Output the material word for word. Leave each picture out.

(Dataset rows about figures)
- - -
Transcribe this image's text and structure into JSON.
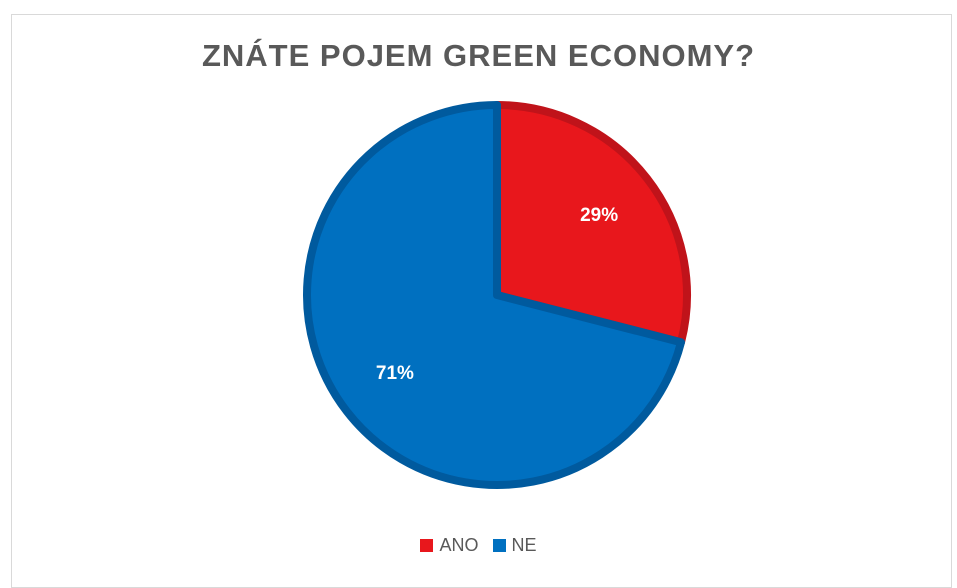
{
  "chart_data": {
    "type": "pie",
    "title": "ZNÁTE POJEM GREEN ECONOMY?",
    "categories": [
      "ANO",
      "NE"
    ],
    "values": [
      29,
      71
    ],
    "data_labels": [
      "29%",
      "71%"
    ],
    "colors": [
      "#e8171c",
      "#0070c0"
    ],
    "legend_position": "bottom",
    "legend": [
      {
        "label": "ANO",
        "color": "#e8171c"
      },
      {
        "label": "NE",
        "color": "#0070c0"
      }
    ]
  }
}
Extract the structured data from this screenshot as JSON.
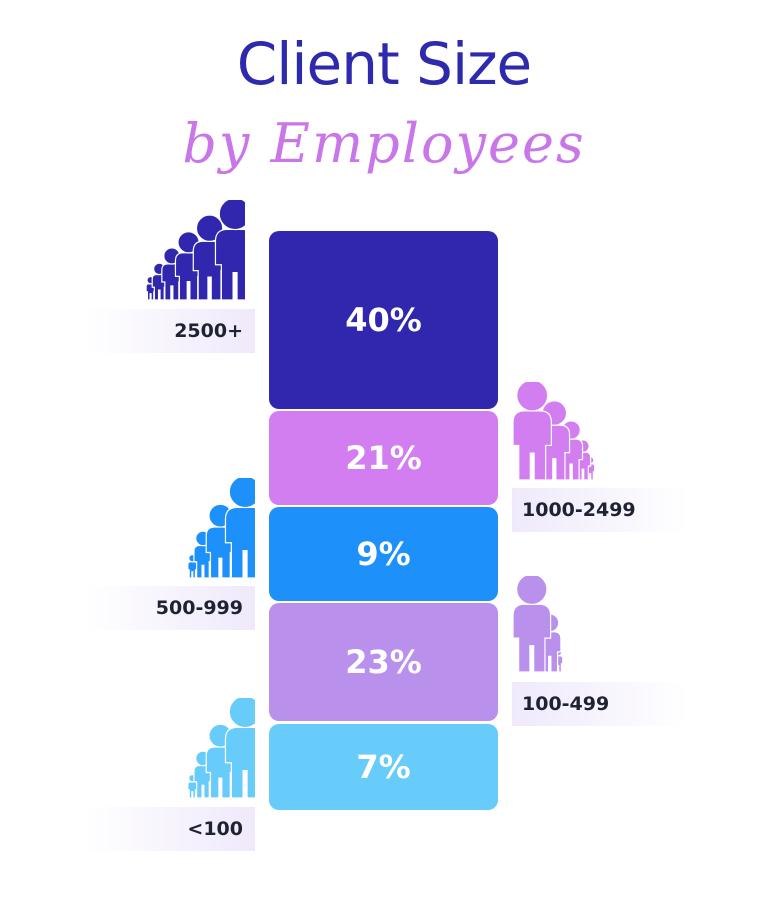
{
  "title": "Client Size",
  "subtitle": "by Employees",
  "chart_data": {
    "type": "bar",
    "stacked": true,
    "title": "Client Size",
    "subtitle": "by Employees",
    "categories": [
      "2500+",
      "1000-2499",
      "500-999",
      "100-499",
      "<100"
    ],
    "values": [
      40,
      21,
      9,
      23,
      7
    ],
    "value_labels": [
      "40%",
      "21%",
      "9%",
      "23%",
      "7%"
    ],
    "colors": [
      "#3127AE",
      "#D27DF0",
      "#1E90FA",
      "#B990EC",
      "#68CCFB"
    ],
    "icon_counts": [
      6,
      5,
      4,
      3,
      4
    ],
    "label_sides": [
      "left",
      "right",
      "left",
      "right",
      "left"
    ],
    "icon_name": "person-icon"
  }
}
- - -
■ **Problem solution**
Transcribe this image's text and structure into JSON.
{
  "chart_data": {
    "type": "pie",
    "title": "ZNÁTE POJEM GREEN ECONOMY?",
    "categories": [
      "ANO",
      "NE"
    ],
    "values": [
      29,
      71
    ],
    "data_labels": [
      "29%",
      "71%"
    ],
    "colors": [
      "#e8171c",
      "#0070c0"
    ],
    "legend_position": "bottom",
    "legend": [
      {
        "label": "ANO",
        "color": "#e8171c"
      },
      {
        "label": "NE",
        "color": "#0070c0"
      }
    ]
  }
}
Extract the structured data from this screenshot as JSON.
{
  "title": "Client Size",
  "subtitle": "by Employees",
  "chart_data": {
    "type": "bar",
    "stacked": true,
    "title": "Client Size",
    "subtitle": "by Employees",
    "categories": [
      "2500+",
      "1000-2499",
      "500-999",
      "100-499",
      "<100"
    ],
    "values": [
      40,
      21,
      9,
      23,
      7
    ],
    "value_labels": [
      "40%",
      "21%",
      "9%",
      "23%",
      "7%"
    ],
    "colors": [
      "#3127AE",
      "#D27DF0",
      "#1E90FA",
      "#B990EC",
      "#68CCFB"
    ],
    "icon_counts": [
      6,
      5,
      4,
      3,
      4
    ],
    "label_sides": [
      "left",
      "right",
      "left",
      "right",
      "left"
    ],
    "icon_name": "person-icon"
  }
}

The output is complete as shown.